**DATA PROVIDED**.
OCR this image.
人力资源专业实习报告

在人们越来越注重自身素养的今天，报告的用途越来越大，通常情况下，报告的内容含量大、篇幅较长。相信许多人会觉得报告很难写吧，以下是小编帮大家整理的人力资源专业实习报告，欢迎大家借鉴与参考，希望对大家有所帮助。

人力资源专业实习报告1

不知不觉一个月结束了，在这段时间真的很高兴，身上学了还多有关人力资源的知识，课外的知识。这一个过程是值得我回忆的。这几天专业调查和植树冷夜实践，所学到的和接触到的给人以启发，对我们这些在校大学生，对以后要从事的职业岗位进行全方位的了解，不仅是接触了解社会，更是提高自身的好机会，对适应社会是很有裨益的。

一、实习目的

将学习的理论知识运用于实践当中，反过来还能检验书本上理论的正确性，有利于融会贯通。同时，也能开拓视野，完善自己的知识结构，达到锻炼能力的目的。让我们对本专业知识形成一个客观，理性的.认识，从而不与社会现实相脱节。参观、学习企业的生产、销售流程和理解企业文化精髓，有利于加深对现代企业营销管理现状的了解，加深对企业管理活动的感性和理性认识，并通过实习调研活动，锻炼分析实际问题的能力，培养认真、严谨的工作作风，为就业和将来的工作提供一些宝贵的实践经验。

**PROBLEM TO WORK ON**. Extract the data exactly as given.

**RESULT OF THIS TASK**.
OCR this image.
人力资源专业实习报告

在人们越来越注重自身素养的今天，报告的用途越来越大，通常情况下，报告的内容含量大、篇幅较长。相信许多人会觉得报告很难写吧，以下是小编帮大家整理的人力资源专业实习报告，欢迎大家借鉴与参考，希望对大家有所帮助。

人力资源专业实习报告1

不知不觉一个月结束了，在这段时间真的很高兴，身上学了还多有关人力资源的知识，课外的知识。这一个过程是值得我回忆的。这几天专业调查和植树冷夜实践，所学到的和接触到的给人以启发，对我们这些在校大学生，对以后要从事的职业岗位进行全方位的了解，不仅是接触了解社会，更是提高自身的好机会，对适应社会是很有裨益的。

一、实习目的

将学习的理论知识运用于实践当中，反过来还能检验书本上理论的正确性，有利于融会贯通。同时，也能开拓视野，完善自己的知识结构，达到锻炼能力的目的。让我们对本专业知识形成一个客观，理性的.认识，从而不与社会现实相脱节。参观、学习企业的生产、销售流程和理解企业文化精髓，有利于加深对现代企业营销管理现状的了解，加深对企业管理活动的感性和理性认识，并通过实习调研活动，锻炼分析实际问题的能力，培养认真、严谨的工作作风，为就业和将来的工作提供一些宝贵的实践经验。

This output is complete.